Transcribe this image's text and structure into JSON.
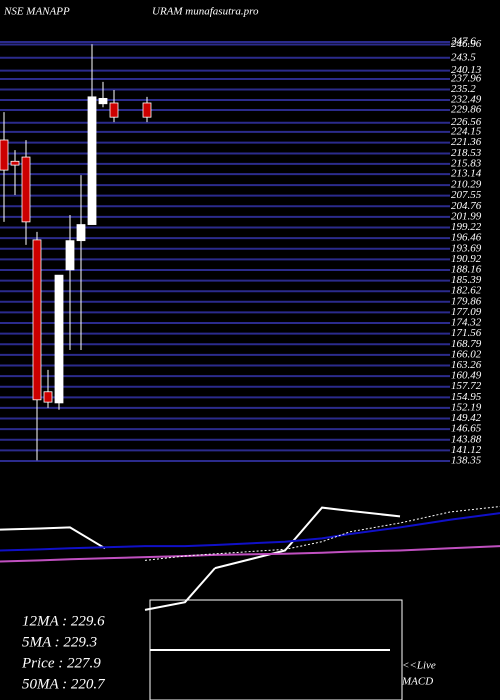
{
  "chart_data": {
    "type": "candlestick",
    "title_left": "NSE MANAPP",
    "title_right": "URAM munafasutra.pro",
    "open": [
      222.05,
      216.5,
      217.6,
      196.0,
      156.4,
      153.5,
      188.2,
      195.8,
      200.0,
      231.5,
      231.7,
      null,
      null,
      231.7
    ],
    "high": [
      229.3,
      219.4,
      222.0,
      198.1,
      162.1,
      186.8,
      202.5,
      212.9,
      247.0,
      237.2,
      235.1,
      null,
      null,
      233.3
    ],
    "low": [
      200.7,
      207.7,
      194.7,
      138.5,
      152.2,
      151.7,
      167.3,
      167.3,
      200.0,
      230.6,
      226.7,
      null,
      null,
      226.7
    ],
    "close": [
      214.2,
      215.5,
      200.7,
      154.3,
      153.7,
      186.8,
      195.8,
      200.0,
      233.3,
      232.9,
      228.0,
      null,
      null,
      228.0
    ],
    "up_color": "#ffffff",
    "down_color": "#cc0000",
    "grid_color": "#2b2b8c",
    "ylim": [
      138.35,
      247.6
    ],
    "yticks": [
      247.6,
      246.96,
      243.5,
      240.13,
      237.96,
      235.2,
      232.49,
      229.86,
      226.56,
      224.15,
      221.36,
      218.53,
      215.83,
      213.14,
      210.29,
      207.55,
      204.76,
      201.99,
      199.22,
      196.46,
      193.69,
      190.92,
      188.16,
      185.39,
      182.62,
      179.86,
      177.09,
      174.32,
      171.56,
      168.79,
      166.02,
      163.26,
      160.49,
      157.72,
      154.95,
      152.19,
      149.42,
      146.65,
      143.88,
      141.12,
      138.35
    ],
    "indicator": {
      "x": [
        0,
        40,
        70,
        105,
        145,
        185,
        215,
        285,
        322,
        350,
        400,
        450,
        500
      ],
      "ylim": [
        0,
        100
      ],
      "series": [
        {
          "color": "#ffffff",
          "dash": false,
          "values": [
            64,
            65,
            66,
            47,
            null,
            null,
            29,
            45,
            84,
            81,
            76,
            null,
            null
          ]
        },
        {
          "color": "#1010c8",
          "dash": false,
          "values": [
            45,
            46,
            47,
            48,
            49,
            49,
            50,
            53,
            56,
            60,
            66,
            73,
            79
          ]
        },
        {
          "color": "#c050c0",
          "dash": false,
          "values": [
            35,
            36,
            37,
            38,
            39,
            40,
            41,
            42,
            43,
            44,
            45,
            47,
            49
          ]
        },
        {
          "color": "#ffffff",
          "dash": true,
          "values": [
            null,
            null,
            null,
            null,
            36,
            40,
            42,
            46,
            53,
            62,
            70,
            80,
            85
          ]
        },
        {
          "color": "#ffffff",
          "dash": false,
          "values": [
            null,
            null,
            null,
            null,
            -9,
            -2,
            29,
            null,
            null,
            null,
            null,
            null,
            null
          ]
        }
      ]
    },
    "stats": [
      "12MA : 229.6",
      "5MA : 229.3",
      "Price   : 227.9",
      "50MA : 220.7"
    ],
    "live_label": "<<Live",
    "macd_label": "MACD"
  }
}
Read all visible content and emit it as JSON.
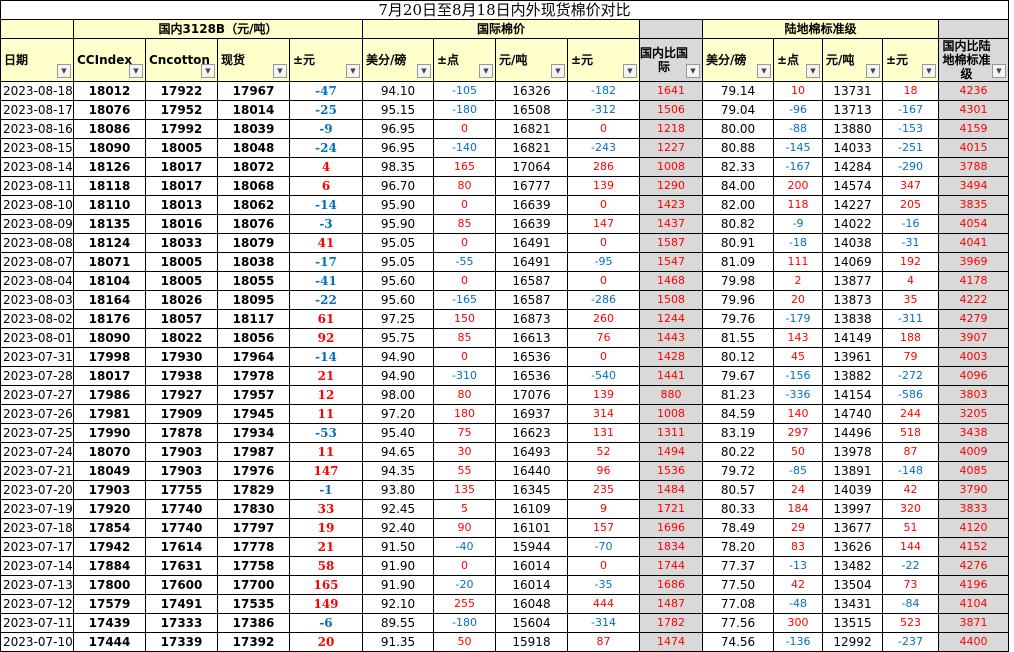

◆ ◆ ◆ ◆

■ **Task brief**
Write out every line of the preceding listing that contains "JSON".

■ **Response to the exercise**
Transcribe this image's text and structure into JSON.
Read all visible content and emit it as JSON.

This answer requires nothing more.